WRITTEN REQUEST
Your task is to print all of the material verbatim.

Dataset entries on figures

- - -

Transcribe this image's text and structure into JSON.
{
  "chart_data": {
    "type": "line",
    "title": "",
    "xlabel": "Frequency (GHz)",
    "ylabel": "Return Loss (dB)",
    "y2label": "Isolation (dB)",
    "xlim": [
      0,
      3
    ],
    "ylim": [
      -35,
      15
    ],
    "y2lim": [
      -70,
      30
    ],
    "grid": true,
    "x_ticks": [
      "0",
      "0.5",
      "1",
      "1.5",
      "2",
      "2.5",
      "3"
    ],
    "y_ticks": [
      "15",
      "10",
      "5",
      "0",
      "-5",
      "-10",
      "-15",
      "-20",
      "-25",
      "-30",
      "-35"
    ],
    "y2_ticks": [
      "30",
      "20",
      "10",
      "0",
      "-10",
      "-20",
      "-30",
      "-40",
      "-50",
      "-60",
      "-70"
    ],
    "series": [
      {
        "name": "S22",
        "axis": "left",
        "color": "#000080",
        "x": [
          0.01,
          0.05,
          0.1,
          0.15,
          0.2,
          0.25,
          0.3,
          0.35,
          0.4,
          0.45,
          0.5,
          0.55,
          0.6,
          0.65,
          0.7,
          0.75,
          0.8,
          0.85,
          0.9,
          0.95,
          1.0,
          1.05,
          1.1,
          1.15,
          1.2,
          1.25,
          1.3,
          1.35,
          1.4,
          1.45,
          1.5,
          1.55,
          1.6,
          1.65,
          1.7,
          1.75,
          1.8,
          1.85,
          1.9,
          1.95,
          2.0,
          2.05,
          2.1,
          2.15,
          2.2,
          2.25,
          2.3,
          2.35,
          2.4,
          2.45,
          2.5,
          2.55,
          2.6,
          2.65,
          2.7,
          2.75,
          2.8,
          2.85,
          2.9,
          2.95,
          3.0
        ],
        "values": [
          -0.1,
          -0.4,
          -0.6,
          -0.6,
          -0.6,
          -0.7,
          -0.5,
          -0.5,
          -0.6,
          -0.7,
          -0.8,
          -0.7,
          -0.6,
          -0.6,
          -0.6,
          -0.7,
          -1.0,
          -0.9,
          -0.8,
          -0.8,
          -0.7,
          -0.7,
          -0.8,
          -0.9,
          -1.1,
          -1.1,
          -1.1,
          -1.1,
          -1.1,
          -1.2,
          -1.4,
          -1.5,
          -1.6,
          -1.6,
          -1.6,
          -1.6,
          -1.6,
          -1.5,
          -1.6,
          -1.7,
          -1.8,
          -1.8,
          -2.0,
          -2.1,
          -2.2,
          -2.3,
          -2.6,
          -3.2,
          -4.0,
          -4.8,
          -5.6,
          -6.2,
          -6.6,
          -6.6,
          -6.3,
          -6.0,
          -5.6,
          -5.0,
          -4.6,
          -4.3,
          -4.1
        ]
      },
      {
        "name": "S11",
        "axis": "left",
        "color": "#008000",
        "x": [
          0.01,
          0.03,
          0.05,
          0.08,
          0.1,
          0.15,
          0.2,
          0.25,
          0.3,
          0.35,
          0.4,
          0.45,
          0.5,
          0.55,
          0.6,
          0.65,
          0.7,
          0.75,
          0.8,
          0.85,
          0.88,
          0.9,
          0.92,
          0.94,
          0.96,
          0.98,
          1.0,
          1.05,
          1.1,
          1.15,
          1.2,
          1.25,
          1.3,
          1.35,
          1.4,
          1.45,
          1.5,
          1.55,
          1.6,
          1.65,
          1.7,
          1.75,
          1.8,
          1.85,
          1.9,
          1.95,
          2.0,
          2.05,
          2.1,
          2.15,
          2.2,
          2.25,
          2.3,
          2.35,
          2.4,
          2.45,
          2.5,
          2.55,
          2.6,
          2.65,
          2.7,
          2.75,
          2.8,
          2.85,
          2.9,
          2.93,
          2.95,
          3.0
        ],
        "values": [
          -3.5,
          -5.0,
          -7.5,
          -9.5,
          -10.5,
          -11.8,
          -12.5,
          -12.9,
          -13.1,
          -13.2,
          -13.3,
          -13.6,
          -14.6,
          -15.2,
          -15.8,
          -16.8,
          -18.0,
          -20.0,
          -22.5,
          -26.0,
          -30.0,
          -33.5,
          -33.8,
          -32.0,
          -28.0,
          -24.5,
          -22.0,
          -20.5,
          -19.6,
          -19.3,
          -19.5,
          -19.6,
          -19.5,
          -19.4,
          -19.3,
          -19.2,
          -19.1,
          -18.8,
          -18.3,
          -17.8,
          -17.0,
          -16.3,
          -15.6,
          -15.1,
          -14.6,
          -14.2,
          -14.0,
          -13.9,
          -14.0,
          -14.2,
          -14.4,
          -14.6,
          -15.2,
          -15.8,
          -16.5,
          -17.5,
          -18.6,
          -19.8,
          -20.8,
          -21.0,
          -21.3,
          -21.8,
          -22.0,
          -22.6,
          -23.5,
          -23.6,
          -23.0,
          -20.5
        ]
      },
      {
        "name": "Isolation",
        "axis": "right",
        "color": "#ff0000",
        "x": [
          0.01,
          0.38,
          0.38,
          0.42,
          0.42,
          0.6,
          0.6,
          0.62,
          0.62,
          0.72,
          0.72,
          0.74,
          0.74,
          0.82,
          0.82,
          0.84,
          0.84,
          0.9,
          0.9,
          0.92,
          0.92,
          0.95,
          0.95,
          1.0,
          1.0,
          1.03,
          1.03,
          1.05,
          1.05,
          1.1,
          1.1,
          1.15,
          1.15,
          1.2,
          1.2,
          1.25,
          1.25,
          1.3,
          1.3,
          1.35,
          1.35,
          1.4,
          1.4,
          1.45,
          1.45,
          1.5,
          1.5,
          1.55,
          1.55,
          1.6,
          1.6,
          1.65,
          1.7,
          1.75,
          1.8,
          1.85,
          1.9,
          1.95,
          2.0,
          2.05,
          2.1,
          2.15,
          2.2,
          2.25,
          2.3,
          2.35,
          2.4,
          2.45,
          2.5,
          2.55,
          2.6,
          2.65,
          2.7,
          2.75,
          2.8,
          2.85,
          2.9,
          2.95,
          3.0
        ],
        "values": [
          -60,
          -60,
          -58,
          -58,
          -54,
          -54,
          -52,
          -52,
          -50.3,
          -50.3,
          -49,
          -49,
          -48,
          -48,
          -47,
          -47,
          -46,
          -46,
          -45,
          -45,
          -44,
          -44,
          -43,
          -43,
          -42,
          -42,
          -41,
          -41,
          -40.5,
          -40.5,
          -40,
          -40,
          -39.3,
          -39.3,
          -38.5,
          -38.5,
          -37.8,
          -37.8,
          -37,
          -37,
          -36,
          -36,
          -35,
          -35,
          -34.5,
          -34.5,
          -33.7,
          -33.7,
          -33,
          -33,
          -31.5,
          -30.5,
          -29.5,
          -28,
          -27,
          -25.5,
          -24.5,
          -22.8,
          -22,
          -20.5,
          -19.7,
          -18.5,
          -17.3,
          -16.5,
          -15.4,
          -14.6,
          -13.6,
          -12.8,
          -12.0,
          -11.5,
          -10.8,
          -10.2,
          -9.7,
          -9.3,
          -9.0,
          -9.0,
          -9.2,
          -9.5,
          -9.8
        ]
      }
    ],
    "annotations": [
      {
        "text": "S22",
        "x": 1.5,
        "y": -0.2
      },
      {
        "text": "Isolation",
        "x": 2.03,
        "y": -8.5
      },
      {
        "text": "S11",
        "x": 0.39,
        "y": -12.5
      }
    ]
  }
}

- - -

FINISHED TASK
Transcribe this image's text and structure into JSON.
{
  "chart_data": {
    "type": "line",
    "title": "",
    "xlabel": "Frequency (GHz)",
    "ylabel": "Return Loss (dB)",
    "y2label": "Isolation (dB)",
    "xlim": [
      0,
      3
    ],
    "ylim": [
      -35,
      15
    ],
    "y2lim": [
      -70,
      30
    ],
    "grid": true,
    "x_ticks": [
      "0",
      "0.5",
      "1",
      "1.5",
      "2",
      "2.5",
      "3"
    ],
    "y_ticks": [
      "15",
      "10",
      "5",
      "0",
      "-5",
      "-10",
      "-15",
      "-20",
      "-25",
      "-30",
      "-35"
    ],
    "y2_ticks": [
      "30",
      "20",
      "10",
      "0",
      "-10",
      "-20",
      "-30",
      "-40",
      "-50",
      "-60",
      "-70"
    ],
    "series": [
      {
        "name": "S22",
        "axis": "left",
        "color": "#000080",
        "x": [
          0.01,
          0.05,
          0.1,
          0.15,
          0.2,
          0.25,
          0.3,
          0.35,
          0.4,
          0.45,
          0.5,
          0.55,
          0.6,
          0.65,
          0.7,
          0.75,
          0.8,
          0.85,
          0.9,
          0.95,
          1.0,
          1.05,
          1.1,
          1.15,
          1.2,
          1.25,
          1.3,
          1.35,
          1.4,
          1.45,
          1.5,
          1.55,
          1.6,
          1.65,
          1.7,
          1.75,
          1.8,
          1.85,
          1.9,
          1.95,
          2.0,
          2.05,
          2.1,
          2.15,
          2.2,
          2.25,
          2.3,
          2.35,
          2.4,
          2.45,
          2.5,
          2.55,
          2.6,
          2.65,
          2.7,
          2.75,
          2.8,
          2.85,
          2.9,
          2.95,
          3.0
        ],
        "values": [
          -0.1,
          -0.4,
          -0.6,
          -0.6,
          -0.6,
          -0.7,
          -0.5,
          -0.5,
          -0.6,
          -0.7,
          -0.8,
          -0.7,
          -0.6,
          -0.6,
          -0.6,
          -0.7,
          -1.0,
          -0.9,
          -0.8,
          -0.8,
          -0.7,
          -0.7,
          -0.8,
          -0.9,
          -1.1,
          -1.1,
          -1.1,
          -1.1,
          -1.1,
          -1.2,
          -1.4,
          -1.5,
          -1.6,
          -1.6,
          -1.6,
          -1.6,
          -1.6,
          -1.5,
          -1.6,
          -1.7,
          -1.8,
          -1.8,
          -2.0,
          -2.1,
          -2.2,
          -2.3,
          -2.6,
          -3.2,
          -4.0,
          -4.8,
          -5.6,
          -6.2,
          -6.6,
          -6.6,
          -6.3,
          -6.0,
          -5.6,
          -5.0,
          -4.6,
          -4.3,
          -4.1
        ]
      },
      {
        "name": "S11",
        "axis": "left",
        "color": "#008000",
        "x": [
          0.01,
          0.03,
          0.05,
          0.08,
          0.1,
          0.15,
          0.2,
          0.25,
          0.3,
          0.35,
          0.4,
          0.45,
          0.5,
          0.55,
          0.6,
          0.65,
          0.7,
          0.75,
          0.8,
          0.85,
          0.88,
          0.9,
          0.92,
          0.94,
          0.96,
          0.98,
          1.0,
          1.05,
          1.1,
          1.15,
          1.2,
          1.25,
          1.3,
          1.35,
          1.4,
          1.45,
          1.5,
          1.55,
          1.6,
          1.65,
          1.7,
          1.75,
          1.8,
          1.85,
          1.9,
          1.95,
          2.0,
          2.05,
          2.1,
          2.15,
          2.2,
          2.25,
          2.3,
          2.35,
          2.4,
          2.45,
          2.5,
          2.55,
          2.6,
          2.65,
          2.7,
          2.75,
          2.8,
          2.85,
          2.9,
          2.93,
          2.95,
          3.0
        ],
        "values": [
          -3.5,
          -5.0,
          -7.5,
          -9.5,
          -10.5,
          -11.8,
          -12.5,
          -12.9,
          -13.1,
          -13.2,
          -13.3,
          -13.6,
          -14.6,
          -15.2,
          -15.8,
          -16.8,
          -18.0,
          -20.0,
          -22.5,
          -26.0,
          -30.0,
          -33.5,
          -33.8,
          -32.0,
          -28.0,
          -24.5,
          -22.0,
          -20.5,
          -19.6,
          -19.3,
          -19.5,
          -19.6,
          -19.5,
          -19.4,
          -19.3,
          -19.2,
          -19.1,
          -18.8,
          -18.3,
          -17.8,
          -17.0,
          -16.3,
          -15.6,
          -15.1,
          -14.6,
          -14.2,
          -14.0,
          -13.9,
          -14.0,
          -14.2,
          -14.4,
          -14.6,
          -15.2,
          -15.8,
          -16.5,
          -17.5,
          -18.6,
          -19.8,
          -20.8,
          -21.0,
          -21.3,
          -21.8,
          -22.0,
          -22.6,
          -23.5,
          -23.6,
          -23.0,
          -20.5
        ]
      },
      {
        "name": "Isolation",
        "axis": "right",
        "color": "#ff0000",
        "x": [
          0.01,
          0.38,
          0.38,
          0.42,
          0.42,
          0.6,
          0.6,
          0.62,
          0.62,
          0.72,
          0.72,
          0.74,
          0.74,
          0.82,
          0.82,
          0.84,
          0.84,
          0.9,
          0.9,
          0.92,
          0.92,
          0.95,
          0.95,
          1.0,
          1.0,
          1.03,
          1.03,
          1.05,
          1.05,
          1.1,
          1.1,
          1.15,
          1.15,
          1.2,
          1.2,
          1.25,
          1.25,
          1.3,
          1.3,
          1.35,
          1.35,
          1.4,
          1.4,
          1.45,
          1.45,
          1.5,
          1.5,
          1.55,
          1.55,
          1.6,
          1.6,
          1.65,
          1.7,
          1.75,
          1.8,
          1.85,
          1.9,
          1.95,
          2.0,
          2.05,
          2.1,
          2.15,
          2.2,
          2.25,
          2.3,
          2.35,
          2.4,
          2.45,
          2.5,
          2.55,
          2.6,
          2.65,
          2.7,
          2.75,
          2.8,
          2.85,
          2.9,
          2.95,
          3.0
        ],
        "values": [
          -60,
          -60,
          -58,
          -58,
          -54,
          -54,
          -52,
          -52,
          -50.3,
          -50.3,
          -49,
          -49,
          -48,
          -48,
          -47,
          -47,
          -46,
          -46,
          -45,
          -45,
          -44,
          -44,
          -43,
          -43,
          -42,
          -42,
          -41,
          -41,
          -40.5,
          -40.5,
          -40,
          -40,
          -39.3,
          -39.3,
          -38.5,
          -38.5,
          -37.8,
          -37.8,
          -37,
          -37,
          -36,
          -36,
          -35,
          -35,
          -34.5,
          -34.5,
          -33.7,
          -33.7,
          -33,
          -33,
          -31.5,
          -30.5,
          -29.5,
          -28,
          -27,
          -25.5,
          -24.5,
          -22.8,
          -22,
          -20.5,
          -19.7,
          -18.5,
          -17.3,
          -16.5,
          -15.4,
          -14.6,
          -13.6,
          -12.8,
          -12.0,
          -11.5,
          -10.8,
          -10.2,
          -9.7,
          -9.3,
          -9.0,
          -9.0,
          -9.2,
          -9.5,
          -9.8
        ]
      }
    ],
    "annotations": [
      {
        "text": "S22",
        "x": 1.5,
        "y": -0.2
      },
      {
        "text": "Isolation",
        "x": 2.03,
        "y": -8.5
      },
      {
        "text": "S11",
        "x": 0.39,
        "y": -12.5
      }
    ]
  }
}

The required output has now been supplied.